Data provided
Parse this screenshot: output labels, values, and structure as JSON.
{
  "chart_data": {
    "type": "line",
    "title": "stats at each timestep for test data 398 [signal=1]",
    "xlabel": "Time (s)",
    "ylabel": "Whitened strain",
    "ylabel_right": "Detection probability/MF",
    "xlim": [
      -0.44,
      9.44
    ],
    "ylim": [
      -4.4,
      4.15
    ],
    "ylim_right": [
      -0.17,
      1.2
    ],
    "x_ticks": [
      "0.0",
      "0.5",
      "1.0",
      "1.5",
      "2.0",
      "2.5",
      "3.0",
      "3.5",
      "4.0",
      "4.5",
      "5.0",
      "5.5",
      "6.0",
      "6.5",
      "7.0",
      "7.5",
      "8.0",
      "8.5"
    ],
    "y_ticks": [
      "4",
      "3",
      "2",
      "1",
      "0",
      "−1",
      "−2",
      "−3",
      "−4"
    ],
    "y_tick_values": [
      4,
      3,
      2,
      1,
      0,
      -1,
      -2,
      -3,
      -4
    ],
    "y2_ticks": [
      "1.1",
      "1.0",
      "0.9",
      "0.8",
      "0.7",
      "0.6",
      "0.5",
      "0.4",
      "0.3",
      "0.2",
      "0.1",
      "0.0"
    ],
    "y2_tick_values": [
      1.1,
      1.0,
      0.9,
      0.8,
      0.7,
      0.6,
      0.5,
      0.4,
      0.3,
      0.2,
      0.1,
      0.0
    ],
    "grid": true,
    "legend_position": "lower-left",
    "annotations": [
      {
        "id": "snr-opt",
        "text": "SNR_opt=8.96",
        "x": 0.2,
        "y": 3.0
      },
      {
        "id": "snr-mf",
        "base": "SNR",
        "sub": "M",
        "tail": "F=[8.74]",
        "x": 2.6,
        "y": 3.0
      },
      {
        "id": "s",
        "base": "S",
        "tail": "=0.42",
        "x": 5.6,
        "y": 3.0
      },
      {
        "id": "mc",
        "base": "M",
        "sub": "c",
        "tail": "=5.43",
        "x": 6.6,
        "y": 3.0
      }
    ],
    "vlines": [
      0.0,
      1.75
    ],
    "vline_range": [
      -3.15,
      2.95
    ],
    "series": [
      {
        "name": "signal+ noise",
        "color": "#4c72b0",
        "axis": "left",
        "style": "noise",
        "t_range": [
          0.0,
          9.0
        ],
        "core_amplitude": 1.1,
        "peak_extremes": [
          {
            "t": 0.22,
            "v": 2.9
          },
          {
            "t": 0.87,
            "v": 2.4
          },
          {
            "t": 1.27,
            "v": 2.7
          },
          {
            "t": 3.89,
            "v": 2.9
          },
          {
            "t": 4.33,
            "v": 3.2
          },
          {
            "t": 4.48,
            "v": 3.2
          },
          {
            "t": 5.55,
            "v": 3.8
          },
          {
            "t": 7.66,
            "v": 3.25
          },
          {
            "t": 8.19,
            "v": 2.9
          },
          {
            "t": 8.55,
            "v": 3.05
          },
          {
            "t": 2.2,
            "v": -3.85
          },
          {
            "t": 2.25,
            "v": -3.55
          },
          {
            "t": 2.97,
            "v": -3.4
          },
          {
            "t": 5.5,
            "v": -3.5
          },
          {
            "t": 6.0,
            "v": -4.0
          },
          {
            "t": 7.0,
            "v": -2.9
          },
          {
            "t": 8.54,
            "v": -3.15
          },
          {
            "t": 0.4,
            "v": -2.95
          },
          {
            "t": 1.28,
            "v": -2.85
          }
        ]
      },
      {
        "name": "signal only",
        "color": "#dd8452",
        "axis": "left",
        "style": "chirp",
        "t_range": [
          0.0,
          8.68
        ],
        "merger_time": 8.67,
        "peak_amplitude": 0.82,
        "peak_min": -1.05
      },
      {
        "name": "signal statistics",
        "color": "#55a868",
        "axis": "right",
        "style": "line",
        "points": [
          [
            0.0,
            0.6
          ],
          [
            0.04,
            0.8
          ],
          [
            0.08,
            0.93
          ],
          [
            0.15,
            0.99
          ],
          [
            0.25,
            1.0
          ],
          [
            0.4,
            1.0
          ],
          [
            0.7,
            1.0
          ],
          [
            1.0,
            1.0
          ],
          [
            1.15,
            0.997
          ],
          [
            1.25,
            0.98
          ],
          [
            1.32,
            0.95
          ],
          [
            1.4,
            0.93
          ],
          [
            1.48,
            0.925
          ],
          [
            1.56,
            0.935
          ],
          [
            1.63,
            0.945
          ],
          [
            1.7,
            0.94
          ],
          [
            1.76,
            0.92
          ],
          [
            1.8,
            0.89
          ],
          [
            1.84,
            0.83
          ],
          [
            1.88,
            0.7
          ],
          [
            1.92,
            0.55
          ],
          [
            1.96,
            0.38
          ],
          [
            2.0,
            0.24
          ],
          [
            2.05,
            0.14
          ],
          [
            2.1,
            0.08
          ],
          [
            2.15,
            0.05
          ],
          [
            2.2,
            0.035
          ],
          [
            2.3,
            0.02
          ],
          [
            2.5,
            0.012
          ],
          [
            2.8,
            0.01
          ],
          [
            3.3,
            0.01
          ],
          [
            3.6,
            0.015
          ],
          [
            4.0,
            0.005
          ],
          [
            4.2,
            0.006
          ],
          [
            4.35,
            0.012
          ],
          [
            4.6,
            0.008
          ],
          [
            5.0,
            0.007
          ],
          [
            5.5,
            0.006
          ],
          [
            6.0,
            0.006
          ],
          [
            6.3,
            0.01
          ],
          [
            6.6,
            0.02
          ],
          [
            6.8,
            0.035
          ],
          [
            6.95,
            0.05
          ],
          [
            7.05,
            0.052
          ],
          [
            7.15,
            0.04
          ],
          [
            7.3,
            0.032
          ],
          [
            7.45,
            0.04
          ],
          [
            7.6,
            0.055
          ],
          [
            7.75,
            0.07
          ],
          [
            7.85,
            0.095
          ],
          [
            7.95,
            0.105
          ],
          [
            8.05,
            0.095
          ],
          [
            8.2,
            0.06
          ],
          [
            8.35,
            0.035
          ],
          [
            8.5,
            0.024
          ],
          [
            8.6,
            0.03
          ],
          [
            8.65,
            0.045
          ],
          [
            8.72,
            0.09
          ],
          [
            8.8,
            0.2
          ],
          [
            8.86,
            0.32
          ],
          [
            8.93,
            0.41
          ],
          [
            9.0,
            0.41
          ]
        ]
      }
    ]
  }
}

What is asked
Take the material above and return all of it exactly.

Task answer
Parse this screenshot: output labels, values, and structure as JSON.
{
  "chart_data": {
    "type": "line",
    "title": "stats at each timestep for test data 398 [signal=1]",
    "xlabel": "Time (s)",
    "ylabel": "Whitened strain",
    "ylabel_right": "Detection probability/MF",
    "xlim": [
      -0.44,
      9.44
    ],
    "ylim": [
      -4.4,
      4.15
    ],
    "ylim_right": [
      -0.17,
      1.2
    ],
    "x_ticks": [
      "0.0",
      "0.5",
      "1.0",
      "1.5",
      "2.0",
      "2.5",
      "3.0",
      "3.5",
      "4.0",
      "4.5",
      "5.0",
      "5.5",
      "6.0",
      "6.5",
      "7.0",
      "7.5",
      "8.0",
      "8.5"
    ],
    "y_ticks": [
      "4",
      "3",
      "2",
      "1",
      "0",
      "−1",
      "−2",
      "−3",
      "−4"
    ],
    "y_tick_values": [
      4,
      3,
      2,
      1,
      0,
      -1,
      -2,
      -3,
      -4
    ],
    "y2_ticks": [
      "1.1",
      "1.0",
      "0.9",
      "0.8",
      "0.7",
      "0.6",
      "0.5",
      "0.4",
      "0.3",
      "0.2",
      "0.1",
      "0.0"
    ],
    "y2_tick_values": [
      1.1,
      1.0,
      0.9,
      0.8,
      0.7,
      0.6,
      0.5,
      0.4,
      0.3,
      0.2,
      0.1,
      0.0
    ],
    "grid": true,
    "legend_position": "lower-left",
    "annotations": [
      {
        "id": "snr-opt",
        "text": "SNR_opt=8.96",
        "x": 0.2,
        "y": 3.0
      },
      {
        "id": "snr-mf",
        "base": "SNR",
        "sub": "M",
        "tail": "F=[8.74]",
        "x": 2.6,
        "y": 3.0
      },
      {
        "id": "s",
        "base": "S",
        "tail": "=0.42",
        "x": 5.6,
        "y": 3.0
      },
      {
        "id": "mc",
        "base": "M",
        "sub": "c",
        "tail": "=5.43",
        "x": 6.6,
        "y": 3.0
      }
    ],
    "vlines": [
      0.0,
      1.75
    ],
    "vline_range": [
      -3.15,
      2.95
    ],
    "series": [
      {
        "name": "signal+ noise",
        "color": "#4c72b0",
        "axis": "left",
        "style": "noise",
        "t_range": [
          0.0,
          9.0
        ],
        "core_amplitude": 1.1,
        "peak_extremes": [
          {
            "t": 0.22,
            "v": 2.9
          },
          {
            "t": 0.87,
            "v": 2.4
          },
          {
            "t": 1.27,
            "v": 2.7
          },
          {
            "t": 3.89,
            "v": 2.9
          },
          {
            "t": 4.33,
            "v": 3.2
          },
          {
            "t": 4.48,
            "v": 3.2
          },
          {
            "t": 5.55,
            "v": 3.8
          },
          {
            "t": 7.66,
            "v": 3.25
          },
          {
            "t": 8.19,
            "v": 2.9
          },
          {
            "t": 8.55,
            "v": 3.05
          },
          {
            "t": 2.2,
            "v": -3.85
          },
          {
            "t": 2.25,
            "v": -3.55
          },
          {
            "t": 2.97,
            "v": -3.4
          },
          {
            "t": 5.5,
            "v": -3.5
          },
          {
            "t": 6.0,
            "v": -4.0
          },
          {
            "t": 7.0,
            "v": -2.9
          },
          {
            "t": 8.54,
            "v": -3.15
          },
          {
            "t": 0.4,
            "v": -2.95
          },
          {
            "t": 1.28,
            "v": -2.85
          }
        ]
      },
      {
        "name": "signal only",
        "color": "#dd8452",
        "axis": "left",
        "style": "chirp",
        "t_range": [
          0.0,
          8.68
        ],
        "merger_time": 8.67,
        "peak_amplitude": 0.82,
        "peak_min": -1.05
      },
      {
        "name": "signal statistics",
        "color": "#55a868",
        "axis": "right",
        "style": "line",
        "points": [
          [
            0.0,
            0.6
          ],
          [
            0.04,
            0.8
          ],
          [
            0.08,
            0.93
          ],
          [
            0.15,
            0.99
          ],
          [
            0.25,
            1.0
          ],
          [
            0.4,
            1.0
          ],
          [
            0.7,
            1.0
          ],
          [
            1.0,
            1.0
          ],
          [
            1.15,
            0.997
          ],
          [
            1.25,
            0.98
          ],
          [
            1.32,
            0.95
          ],
          [
            1.4,
            0.93
          ],
          [
            1.48,
            0.925
          ],
          [
            1.56,
            0.935
          ],
          [
            1.63,
            0.945
          ],
          [
            1.7,
            0.94
          ],
          [
            1.76,
            0.92
          ],
          [
            1.8,
            0.89
          ],
          [
            1.84,
            0.83
          ],
          [
            1.88,
            0.7
          ],
          [
            1.92,
            0.55
          ],
          [
            1.96,
            0.38
          ],
          [
            2.0,
            0.24
          ],
          [
            2.05,
            0.14
          ],
          [
            2.1,
            0.08
          ],
          [
            2.15,
            0.05
          ],
          [
            2.2,
            0.035
          ],
          [
            2.3,
            0.02
          ],
          [
            2.5,
            0.012
          ],
          [
            2.8,
            0.01
          ],
          [
            3.3,
            0.01
          ],
          [
            3.6,
            0.015
          ],
          [
            4.0,
            0.005
          ],
          [
            4.2,
            0.006
          ],
          [
            4.35,
            0.012
          ],
          [
            4.6,
            0.008
          ],
          [
            5.0,
            0.007
          ],
          [
            5.5,
            0.006
          ],
          [
            6.0,
            0.006
          ],
          [
            6.3,
            0.01
          ],
          [
            6.6,
            0.02
          ],
          [
            6.8,
            0.035
          ],
          [
            6.95,
            0.05
          ],
          [
            7.05,
            0.052
          ],
          [
            7.15,
            0.04
          ],
          [
            7.3,
            0.032
          ],
          [
            7.45,
            0.04
          ],
          [
            7.6,
            0.055
          ],
          [
            7.75,
            0.07
          ],
          [
            7.85,
            0.095
          ],
          [
            7.95,
            0.105
          ],
          [
            8.05,
            0.095
          ],
          [
            8.2,
            0.06
          ],
          [
            8.35,
            0.035
          ],
          [
            8.5,
            0.024
          ],
          [
            8.6,
            0.03
          ],
          [
            8.65,
            0.045
          ],
          [
            8.72,
            0.09
          ],
          [
            8.8,
            0.2
          ],
          [
            8.86,
            0.32
          ],
          [
            8.93,
            0.41
          ],
          [
            9.0,
            0.41
          ]
        ]
      }
    ]
  }
}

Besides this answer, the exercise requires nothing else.